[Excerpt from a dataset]
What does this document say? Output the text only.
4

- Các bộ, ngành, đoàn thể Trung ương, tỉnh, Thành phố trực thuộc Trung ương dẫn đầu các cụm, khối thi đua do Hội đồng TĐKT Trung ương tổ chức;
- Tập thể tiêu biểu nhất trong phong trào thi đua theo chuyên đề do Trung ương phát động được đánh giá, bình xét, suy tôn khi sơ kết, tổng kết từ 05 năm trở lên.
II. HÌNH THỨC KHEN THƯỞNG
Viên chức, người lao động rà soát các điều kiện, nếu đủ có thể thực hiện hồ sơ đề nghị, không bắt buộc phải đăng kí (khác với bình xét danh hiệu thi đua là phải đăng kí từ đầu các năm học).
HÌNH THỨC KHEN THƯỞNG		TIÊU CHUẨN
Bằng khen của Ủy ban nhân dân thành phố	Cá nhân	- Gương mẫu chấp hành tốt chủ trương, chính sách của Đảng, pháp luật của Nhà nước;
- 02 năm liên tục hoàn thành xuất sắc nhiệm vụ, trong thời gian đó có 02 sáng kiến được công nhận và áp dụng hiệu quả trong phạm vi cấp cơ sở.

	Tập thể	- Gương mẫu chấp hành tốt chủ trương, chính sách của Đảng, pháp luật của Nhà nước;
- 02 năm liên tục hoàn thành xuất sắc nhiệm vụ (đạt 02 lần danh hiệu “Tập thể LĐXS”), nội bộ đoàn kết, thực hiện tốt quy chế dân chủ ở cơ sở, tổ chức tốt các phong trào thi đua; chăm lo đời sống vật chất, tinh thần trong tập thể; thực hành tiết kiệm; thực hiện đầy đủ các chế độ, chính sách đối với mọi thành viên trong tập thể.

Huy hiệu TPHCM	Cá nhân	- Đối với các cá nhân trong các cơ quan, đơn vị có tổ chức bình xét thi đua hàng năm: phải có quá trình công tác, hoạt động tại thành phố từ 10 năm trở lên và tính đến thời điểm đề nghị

▸ **Exercise requirements**
Exactly reproduce every line found in the records.

▸ **Response for this exercise**
What does this document say? Output the text only.
4

- Các bộ, ngành, đoàn thể Trung ương, tỉnh, Thành phố trực thuộc Trung ương dẫn đầu các cụm, khối thi đua do Hội đồng TĐKT Trung ương tổ chức;
- Tập thể tiêu biểu nhất trong phong trào thi đua theo chuyên đề do Trung ương phát động được đánh giá, bình xét, suy tôn khi sơ kết, tổng kết từ 05 năm trở lên.
II. HÌNH THỨC KHEN THƯỞNG
Viên chức, người lao động rà soát các điều kiện, nếu đủ có thể thực hiện hồ sơ đề nghị, không bắt buộc phải đăng kí (khác với bình xét danh hiệu thi đua là phải đăng kí từ đầu các năm học).
HÌNH THỨC KHEN THƯỞNG		TIÊU CHUẨN
Bằng khen của Ủy ban nhân dân thành phố	Cá nhân	- Gương mẫu chấp hành tốt chủ trương, chính sách của Đảng, pháp luật của Nhà nước;
- 02 năm liên tục hoàn thành xuất sắc nhiệm vụ, trong thời gian đó có 02 sáng kiến được công nhận và áp dụng hiệu quả trong phạm vi cấp cơ sở.

	Tập thể	- Gương mẫu chấp hành tốt chủ trương, chính sách của Đảng, pháp luật của Nhà nước;
- 02 năm liên tục hoàn thành xuất sắc nhiệm vụ (đạt 02 lần danh hiệu “Tập thể LĐXS”), nội bộ đoàn kết, thực hiện tốt quy chế dân chủ ở cơ sở, tổ chức tốt các phong trào thi đua; chăm lo đời sống vật chất, tinh thần trong tập thể; thực hành tiết kiệm; thực hiện đầy đủ các chế độ, chính sách đối với mọi thành viên trong tập thể.

Huy hiệu TPHCM	Cá nhân	- Đối với các cá nhân trong các cơ quan, đơn vị có tổ chức bình xét thi đua hàng năm: phải có quá trình công tác, hoạt động tại thành phố từ 10 năm trở lên và tính đến thời điểm đề nghị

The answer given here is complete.